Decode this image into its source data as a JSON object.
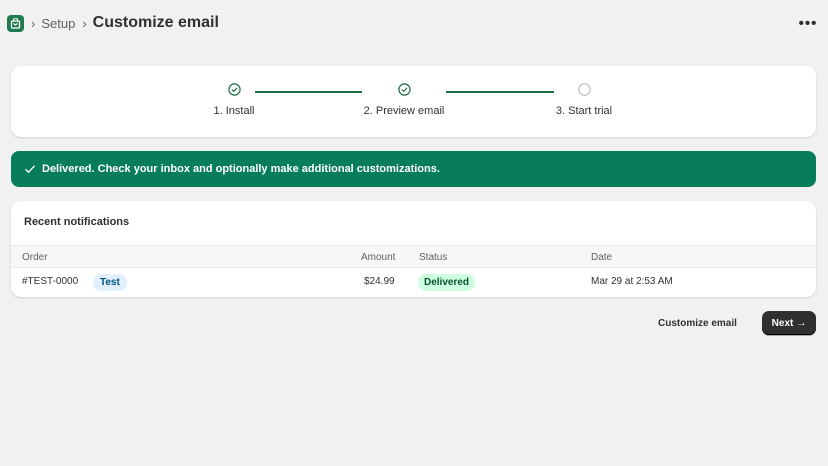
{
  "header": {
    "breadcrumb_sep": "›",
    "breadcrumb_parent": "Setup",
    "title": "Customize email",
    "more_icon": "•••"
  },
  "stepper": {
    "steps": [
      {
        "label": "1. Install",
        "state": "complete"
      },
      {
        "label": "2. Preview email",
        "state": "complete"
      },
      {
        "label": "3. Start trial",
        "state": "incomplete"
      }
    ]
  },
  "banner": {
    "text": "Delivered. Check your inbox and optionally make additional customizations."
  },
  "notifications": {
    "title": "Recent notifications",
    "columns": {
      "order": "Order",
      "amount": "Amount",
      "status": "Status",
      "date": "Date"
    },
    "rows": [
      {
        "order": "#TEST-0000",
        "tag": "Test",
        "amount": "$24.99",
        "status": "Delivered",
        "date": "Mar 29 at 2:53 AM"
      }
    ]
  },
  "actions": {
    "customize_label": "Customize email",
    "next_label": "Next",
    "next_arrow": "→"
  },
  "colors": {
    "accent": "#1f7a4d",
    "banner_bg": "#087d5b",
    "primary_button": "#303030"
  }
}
◇ ◇ ◇ ◇ ◇ ◇ ◇
Transcribe every entry word for word, but omit the pictures.

Decode this image into its source data as a JSON object.
{
  "header": {
    "breadcrumb_sep": "›",
    "breadcrumb_parent": "Setup",
    "title": "Customize email",
    "more_icon": "•••"
  },
  "stepper": {
    "steps": [
      {
        "label": "1. Install",
        "state": "complete"
      },
      {
        "label": "2. Preview email",
        "state": "complete"
      },
      {
        "label": "3. Start trial",
        "state": "incomplete"
      }
    ]
  },
  "banner": {
    "text": "Delivered. Check your inbox and optionally make additional customizations."
  },
  "notifications": {
    "title": "Recent notifications",
    "columns": {
      "order": "Order",
      "amount": "Amount",
      "status": "Status",
      "date": "Date"
    },
    "rows": [
      {
        "order": "#TEST-0000",
        "tag": "Test",
        "amount": "$24.99",
        "status": "Delivered",
        "date": "Mar 29 at 2:53 AM"
      }
    ]
  },
  "actions": {
    "customize_label": "Customize email",
    "next_label": "Next",
    "next_arrow": "→"
  },
  "colors": {
    "accent": "#1f7a4d",
    "banner_bg": "#087d5b",
    "primary_button": "#303030"
  }
}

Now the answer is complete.